## SHORT TASK
Collect the lines of the entries where "ensure" shows up.

## DATA SUPPLIED
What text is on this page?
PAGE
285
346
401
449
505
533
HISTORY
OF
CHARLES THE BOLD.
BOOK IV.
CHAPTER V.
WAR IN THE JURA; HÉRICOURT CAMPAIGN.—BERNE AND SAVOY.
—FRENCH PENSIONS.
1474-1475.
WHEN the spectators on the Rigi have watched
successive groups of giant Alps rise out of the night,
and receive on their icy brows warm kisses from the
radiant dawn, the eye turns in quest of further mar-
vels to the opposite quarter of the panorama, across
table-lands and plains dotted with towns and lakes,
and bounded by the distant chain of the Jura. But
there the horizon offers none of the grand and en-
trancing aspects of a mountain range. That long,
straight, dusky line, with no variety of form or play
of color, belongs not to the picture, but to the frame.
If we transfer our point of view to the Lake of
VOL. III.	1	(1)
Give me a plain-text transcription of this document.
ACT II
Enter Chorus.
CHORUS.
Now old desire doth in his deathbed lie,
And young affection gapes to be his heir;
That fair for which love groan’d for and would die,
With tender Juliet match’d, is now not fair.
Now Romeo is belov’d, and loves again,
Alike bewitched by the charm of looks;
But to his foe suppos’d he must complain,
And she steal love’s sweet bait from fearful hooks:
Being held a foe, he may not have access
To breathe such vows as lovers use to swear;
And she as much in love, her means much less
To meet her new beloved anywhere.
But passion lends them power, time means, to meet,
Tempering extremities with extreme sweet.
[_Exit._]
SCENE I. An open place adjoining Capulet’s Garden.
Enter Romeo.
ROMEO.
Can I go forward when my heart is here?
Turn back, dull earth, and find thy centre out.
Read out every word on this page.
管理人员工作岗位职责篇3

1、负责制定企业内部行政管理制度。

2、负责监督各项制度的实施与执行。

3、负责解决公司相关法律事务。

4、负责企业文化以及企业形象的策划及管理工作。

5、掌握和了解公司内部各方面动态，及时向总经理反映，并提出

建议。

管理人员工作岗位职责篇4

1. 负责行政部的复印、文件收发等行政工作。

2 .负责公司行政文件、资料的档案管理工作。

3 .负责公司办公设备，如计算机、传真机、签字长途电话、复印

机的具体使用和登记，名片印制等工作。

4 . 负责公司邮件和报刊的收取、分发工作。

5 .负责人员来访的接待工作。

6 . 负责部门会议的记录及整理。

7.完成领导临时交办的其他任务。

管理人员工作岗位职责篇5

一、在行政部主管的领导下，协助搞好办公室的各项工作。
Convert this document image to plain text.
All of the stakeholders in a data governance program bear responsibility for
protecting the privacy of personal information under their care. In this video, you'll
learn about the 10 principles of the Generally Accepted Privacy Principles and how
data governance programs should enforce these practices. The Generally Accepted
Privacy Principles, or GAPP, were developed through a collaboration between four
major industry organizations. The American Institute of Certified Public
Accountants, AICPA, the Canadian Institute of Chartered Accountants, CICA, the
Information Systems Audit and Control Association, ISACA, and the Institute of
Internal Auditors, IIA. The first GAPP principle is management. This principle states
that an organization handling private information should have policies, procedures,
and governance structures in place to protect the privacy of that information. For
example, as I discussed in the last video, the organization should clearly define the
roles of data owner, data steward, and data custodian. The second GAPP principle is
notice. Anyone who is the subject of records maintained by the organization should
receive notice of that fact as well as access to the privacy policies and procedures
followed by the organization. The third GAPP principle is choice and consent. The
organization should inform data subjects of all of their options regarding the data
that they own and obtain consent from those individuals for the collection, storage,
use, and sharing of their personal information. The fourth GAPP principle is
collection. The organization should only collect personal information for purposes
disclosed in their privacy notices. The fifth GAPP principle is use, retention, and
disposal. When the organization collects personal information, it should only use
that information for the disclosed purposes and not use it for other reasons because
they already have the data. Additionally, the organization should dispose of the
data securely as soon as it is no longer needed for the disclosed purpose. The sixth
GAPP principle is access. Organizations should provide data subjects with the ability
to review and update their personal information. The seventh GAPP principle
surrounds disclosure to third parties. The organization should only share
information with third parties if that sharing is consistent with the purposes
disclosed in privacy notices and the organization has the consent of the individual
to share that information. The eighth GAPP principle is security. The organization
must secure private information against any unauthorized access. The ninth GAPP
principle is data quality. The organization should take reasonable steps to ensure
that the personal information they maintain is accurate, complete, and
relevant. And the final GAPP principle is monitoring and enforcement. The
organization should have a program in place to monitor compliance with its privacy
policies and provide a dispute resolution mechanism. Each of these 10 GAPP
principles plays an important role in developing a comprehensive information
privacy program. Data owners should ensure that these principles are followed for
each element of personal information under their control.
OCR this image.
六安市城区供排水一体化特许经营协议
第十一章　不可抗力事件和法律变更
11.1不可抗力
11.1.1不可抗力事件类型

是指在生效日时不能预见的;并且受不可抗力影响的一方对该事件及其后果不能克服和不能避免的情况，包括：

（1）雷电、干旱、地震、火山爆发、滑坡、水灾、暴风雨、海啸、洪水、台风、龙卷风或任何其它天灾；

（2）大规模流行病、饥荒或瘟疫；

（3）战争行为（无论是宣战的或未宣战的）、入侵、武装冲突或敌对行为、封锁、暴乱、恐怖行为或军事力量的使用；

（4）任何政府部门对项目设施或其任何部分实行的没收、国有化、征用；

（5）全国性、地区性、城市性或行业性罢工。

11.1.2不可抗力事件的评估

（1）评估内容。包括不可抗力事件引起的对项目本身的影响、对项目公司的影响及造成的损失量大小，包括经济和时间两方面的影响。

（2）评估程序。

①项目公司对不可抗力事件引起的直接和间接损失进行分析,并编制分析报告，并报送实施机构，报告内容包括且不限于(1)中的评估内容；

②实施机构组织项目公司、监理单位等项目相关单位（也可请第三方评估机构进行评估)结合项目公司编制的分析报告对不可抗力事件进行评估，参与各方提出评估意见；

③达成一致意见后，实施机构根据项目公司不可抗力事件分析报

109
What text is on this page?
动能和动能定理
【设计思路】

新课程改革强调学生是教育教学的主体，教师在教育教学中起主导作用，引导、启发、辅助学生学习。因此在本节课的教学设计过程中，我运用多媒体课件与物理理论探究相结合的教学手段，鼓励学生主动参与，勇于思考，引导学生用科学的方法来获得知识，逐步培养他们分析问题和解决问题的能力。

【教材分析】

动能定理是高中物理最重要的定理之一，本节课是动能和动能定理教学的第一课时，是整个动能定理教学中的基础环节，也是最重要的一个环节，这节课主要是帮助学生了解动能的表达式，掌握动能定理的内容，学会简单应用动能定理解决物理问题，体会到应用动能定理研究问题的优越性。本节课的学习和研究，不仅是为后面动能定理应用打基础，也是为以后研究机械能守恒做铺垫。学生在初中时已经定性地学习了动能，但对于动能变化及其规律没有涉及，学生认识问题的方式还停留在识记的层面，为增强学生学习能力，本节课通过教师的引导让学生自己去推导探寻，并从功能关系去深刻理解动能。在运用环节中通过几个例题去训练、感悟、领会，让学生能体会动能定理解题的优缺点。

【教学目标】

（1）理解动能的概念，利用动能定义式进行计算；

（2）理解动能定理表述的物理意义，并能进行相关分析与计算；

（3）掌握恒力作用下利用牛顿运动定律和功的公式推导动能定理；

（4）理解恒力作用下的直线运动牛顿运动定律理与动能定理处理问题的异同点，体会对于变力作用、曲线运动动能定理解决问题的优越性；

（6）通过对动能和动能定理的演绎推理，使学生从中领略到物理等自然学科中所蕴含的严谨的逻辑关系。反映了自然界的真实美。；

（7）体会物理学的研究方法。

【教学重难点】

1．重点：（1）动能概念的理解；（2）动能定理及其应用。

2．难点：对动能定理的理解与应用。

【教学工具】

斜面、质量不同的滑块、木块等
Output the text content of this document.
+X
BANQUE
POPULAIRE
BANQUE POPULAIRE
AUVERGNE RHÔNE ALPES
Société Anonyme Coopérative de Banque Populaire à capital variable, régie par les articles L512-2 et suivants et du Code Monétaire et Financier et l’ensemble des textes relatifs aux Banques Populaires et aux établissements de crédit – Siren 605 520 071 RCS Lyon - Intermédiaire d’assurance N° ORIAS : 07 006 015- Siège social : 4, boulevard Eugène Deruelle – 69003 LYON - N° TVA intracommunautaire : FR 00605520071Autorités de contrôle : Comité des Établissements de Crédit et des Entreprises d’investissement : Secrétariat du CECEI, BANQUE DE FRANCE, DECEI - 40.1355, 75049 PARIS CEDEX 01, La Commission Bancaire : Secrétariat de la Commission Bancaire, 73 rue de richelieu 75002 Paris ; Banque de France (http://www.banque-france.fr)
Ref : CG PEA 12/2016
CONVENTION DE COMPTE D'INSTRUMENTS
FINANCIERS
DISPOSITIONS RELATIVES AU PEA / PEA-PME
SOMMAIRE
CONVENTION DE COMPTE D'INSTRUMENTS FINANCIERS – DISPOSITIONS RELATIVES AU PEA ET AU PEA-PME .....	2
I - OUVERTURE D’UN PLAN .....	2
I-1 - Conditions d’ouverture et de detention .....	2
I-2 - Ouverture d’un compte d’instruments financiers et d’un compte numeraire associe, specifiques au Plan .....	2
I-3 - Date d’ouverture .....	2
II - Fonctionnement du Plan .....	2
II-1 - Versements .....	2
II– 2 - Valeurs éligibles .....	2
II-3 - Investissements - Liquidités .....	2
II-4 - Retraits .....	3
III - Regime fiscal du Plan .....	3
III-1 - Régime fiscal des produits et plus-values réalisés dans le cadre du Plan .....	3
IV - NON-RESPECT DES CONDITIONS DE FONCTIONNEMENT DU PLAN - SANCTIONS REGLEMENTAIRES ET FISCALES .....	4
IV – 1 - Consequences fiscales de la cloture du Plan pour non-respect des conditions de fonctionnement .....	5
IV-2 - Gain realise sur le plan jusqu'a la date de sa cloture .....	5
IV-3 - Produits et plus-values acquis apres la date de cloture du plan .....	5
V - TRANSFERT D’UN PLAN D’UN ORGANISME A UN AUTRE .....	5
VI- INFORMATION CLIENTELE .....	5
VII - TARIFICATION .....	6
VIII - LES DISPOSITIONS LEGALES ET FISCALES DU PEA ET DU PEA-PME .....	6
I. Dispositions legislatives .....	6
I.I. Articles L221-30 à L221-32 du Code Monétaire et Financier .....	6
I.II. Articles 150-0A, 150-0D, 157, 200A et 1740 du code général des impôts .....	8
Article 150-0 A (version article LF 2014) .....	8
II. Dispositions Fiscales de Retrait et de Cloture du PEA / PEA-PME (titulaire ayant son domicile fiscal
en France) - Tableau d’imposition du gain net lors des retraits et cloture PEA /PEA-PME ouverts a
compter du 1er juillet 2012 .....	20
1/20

## REPLY TO THE TASK
principle is data quality. The organization should take reasonable steps to ensure
privacy program. Data owners should ensure that these principles are followed for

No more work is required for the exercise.